Verilog-A Behavioral Modeling¶

Verilog-A provides a natural syntax for expressing relationships between voltages, currents, and internal variables. This natural way of modeling is called Behavioral modeling.

Verilog-A is the standard behavioral modeling language used in the Cadence Spectre environment. It enables simulation of complex systems without requiring transistor-level implementations. While its syntax resembles digital Verilog RTL, it differs in important ways. The language is easy to learn initially, but achieving proficiency takes experience. Verilog-A is also well suited for modeling novel devices that are not supported by BSIM models.

This modeling begins with the procedural block called the analog block, where equations resemble those found in circuit theory and differential calculus.

The Analog Block¶

The heart of every Verilog-A behavioral modeling is the analog begin ... end block. This is where continuous-time equations and contribution statements are written.

Example

analog begin
    I(p, n) <+ V(p, n) / R;
end

This single line implements Ohm's law:

$$ I = \cfrac{V}{R} $$

The analog block supports:

• algebraic equations
• differential equations
• Laplace-based transfer functions
• nonlinear functions (exp, tanh, limexp)
• time-based functions (ddt, idt, timer, transition)

All analog behavior flows from the analog block.

Initial and final conditions¶

initial_step in verilog-a¶

Initialization in verilog-a is done using @(initial_step)¹:

analog begin
    @(initial_step) begin
        x = 0;
        y = 1.2;
    end
end

It executes once at the start of simulation. It is used for initializing internal state variables, setting initial conditions and precomputations of parameters. There is no separate initial block in Verilog-A unlike Verilog.

final_step in verilog-a¶

In addition to initial_step, there is also final_step in verilog-a, which runs at the end of all the events.

Complete example of initial_step and final_step

module bitErrorRate (in, ref) ;
    input in, ref ;
    electrical in, ref ;
    parameter real period=1, thresh=0.5 ;
    integer bits, errors ;

    analog begin
        @(initial_step) begin // Initializing the internal variables
            bits = 0 ;
            errors = 0 ;
        end
        @(timer(0, period)) begin
            if ((V(in) > thresh) != (V(ref) > thresh))
                errors = errors + 1 ;
            bits = bits + 1 ;
        end
        @(final_step) // Printing the final status of the variables
            $strobe("bit error rate = %f%%", 100.0 * errors / bits ) ;
        end
endmodule

The “<+” Contribution Operator¶

The most essential construct is the contribution operator <+, which injects a voltage or current into the analog network.

## Available data:

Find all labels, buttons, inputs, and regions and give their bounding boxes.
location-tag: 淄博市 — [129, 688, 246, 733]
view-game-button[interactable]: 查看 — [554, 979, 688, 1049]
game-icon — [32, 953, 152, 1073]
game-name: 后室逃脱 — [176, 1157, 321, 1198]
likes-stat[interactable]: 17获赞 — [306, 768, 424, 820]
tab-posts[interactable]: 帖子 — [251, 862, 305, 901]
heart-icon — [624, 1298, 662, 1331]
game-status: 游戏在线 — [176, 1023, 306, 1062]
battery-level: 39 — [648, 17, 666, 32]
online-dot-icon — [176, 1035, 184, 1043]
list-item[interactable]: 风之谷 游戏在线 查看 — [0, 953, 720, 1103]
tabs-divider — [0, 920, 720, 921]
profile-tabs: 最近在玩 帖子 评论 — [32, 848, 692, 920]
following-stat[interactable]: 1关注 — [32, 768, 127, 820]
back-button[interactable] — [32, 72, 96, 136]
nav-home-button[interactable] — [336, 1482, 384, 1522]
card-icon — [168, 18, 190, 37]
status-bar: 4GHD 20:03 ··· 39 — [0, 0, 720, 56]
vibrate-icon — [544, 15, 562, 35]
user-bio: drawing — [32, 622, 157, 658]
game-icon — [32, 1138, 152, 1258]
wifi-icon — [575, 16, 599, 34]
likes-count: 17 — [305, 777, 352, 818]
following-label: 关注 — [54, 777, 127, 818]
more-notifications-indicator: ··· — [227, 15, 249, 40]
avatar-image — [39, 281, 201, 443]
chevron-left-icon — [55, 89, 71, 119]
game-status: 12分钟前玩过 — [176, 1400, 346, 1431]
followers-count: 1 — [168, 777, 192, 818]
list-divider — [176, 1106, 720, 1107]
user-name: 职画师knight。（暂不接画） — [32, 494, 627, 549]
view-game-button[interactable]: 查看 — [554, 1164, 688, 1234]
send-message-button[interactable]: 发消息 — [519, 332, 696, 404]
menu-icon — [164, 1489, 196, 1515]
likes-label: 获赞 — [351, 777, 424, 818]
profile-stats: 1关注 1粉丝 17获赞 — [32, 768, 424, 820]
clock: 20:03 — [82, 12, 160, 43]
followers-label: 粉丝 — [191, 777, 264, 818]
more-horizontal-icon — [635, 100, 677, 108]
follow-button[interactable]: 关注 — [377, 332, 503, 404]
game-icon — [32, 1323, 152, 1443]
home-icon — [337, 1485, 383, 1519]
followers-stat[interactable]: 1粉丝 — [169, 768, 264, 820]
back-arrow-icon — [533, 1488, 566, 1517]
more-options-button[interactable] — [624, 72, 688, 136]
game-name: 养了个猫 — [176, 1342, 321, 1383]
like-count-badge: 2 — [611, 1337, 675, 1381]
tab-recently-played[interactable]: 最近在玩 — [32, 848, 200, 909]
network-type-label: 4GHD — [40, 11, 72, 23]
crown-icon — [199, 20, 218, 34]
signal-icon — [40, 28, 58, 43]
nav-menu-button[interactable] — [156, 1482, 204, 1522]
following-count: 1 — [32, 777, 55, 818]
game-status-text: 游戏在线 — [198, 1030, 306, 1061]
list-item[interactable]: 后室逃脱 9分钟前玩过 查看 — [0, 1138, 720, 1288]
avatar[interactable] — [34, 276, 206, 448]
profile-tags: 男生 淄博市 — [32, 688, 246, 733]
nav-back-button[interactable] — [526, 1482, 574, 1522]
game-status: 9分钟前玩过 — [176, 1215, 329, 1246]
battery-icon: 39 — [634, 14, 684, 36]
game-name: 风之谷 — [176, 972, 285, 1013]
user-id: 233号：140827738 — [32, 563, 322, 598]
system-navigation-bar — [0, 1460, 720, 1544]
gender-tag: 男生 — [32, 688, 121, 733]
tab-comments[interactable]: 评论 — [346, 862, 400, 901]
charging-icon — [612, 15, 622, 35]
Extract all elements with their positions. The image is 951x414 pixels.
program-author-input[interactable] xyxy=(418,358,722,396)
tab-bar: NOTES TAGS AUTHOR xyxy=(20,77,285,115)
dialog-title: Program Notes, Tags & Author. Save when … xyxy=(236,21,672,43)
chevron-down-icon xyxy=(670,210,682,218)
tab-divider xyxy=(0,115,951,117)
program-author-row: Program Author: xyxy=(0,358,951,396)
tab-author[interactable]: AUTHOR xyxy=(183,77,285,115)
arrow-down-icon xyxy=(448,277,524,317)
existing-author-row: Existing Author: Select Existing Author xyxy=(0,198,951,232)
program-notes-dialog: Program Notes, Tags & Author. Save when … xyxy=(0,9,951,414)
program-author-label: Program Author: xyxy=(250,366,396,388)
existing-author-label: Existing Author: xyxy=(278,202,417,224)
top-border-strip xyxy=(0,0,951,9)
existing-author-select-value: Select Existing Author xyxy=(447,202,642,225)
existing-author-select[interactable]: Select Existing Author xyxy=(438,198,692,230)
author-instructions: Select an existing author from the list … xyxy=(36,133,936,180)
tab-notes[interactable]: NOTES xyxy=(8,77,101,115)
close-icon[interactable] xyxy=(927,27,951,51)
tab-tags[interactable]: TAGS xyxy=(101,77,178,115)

## Aim of the exercise:
Can you take the Verilog-A modeling text further, starting right after its sentence about the contribution operator <+? The items are separate material and have no connection to the Verilog-A text.

## Response to this task:
Contribution statements implement KCL (Kirchhoff's Current Law) and KVL (Kirchhoff's Voltage Law):

• Current contribution: I(a, b) <+ expression;
• Voltage contribution: V(a, b) <+ expression;

These statements do not assign values (like in programming languages). Instead, they "contribute" currents or voltages to the circuit matrix.

Capacitor¶

I(p, n) <+ C * ddt(V(p, n));

Inductor¶

V(p, n) <+ L * ddt(I(p, n));

Because contribution statements build up the circuit equation system, multiple contributions merge automatically without conflicts.

Math functions¶

Verilog-A provides built-in functions for implement various linear and non-linear memoryless algebric equations. These functions help us model :

• device-like I–V curves
• exponential diode-like behavior
• limiter or saturation models

Power operator¶

In Verilog-A, the power operator is represented by the double asterisk symbol (**). It is used to raise a base to the power of an exponent.

Syntax and Usage

The basic syntax for the power operator is:

result = base ** exponent;

It can be used with both integer and real (floating-point) numbers. For example:

• x**2 calculates x².
• y**0.5 calculates √y.

Alternative to power operator

pow(x,y) can be used as an alternative to x**y.

sqrt() function¶

It used to calculate the square root of a real-valued expression. Frequently used in noise modeling (for calculating RMS values) and in the geometric calculations of device dimensions.

`include "disciplines.vams"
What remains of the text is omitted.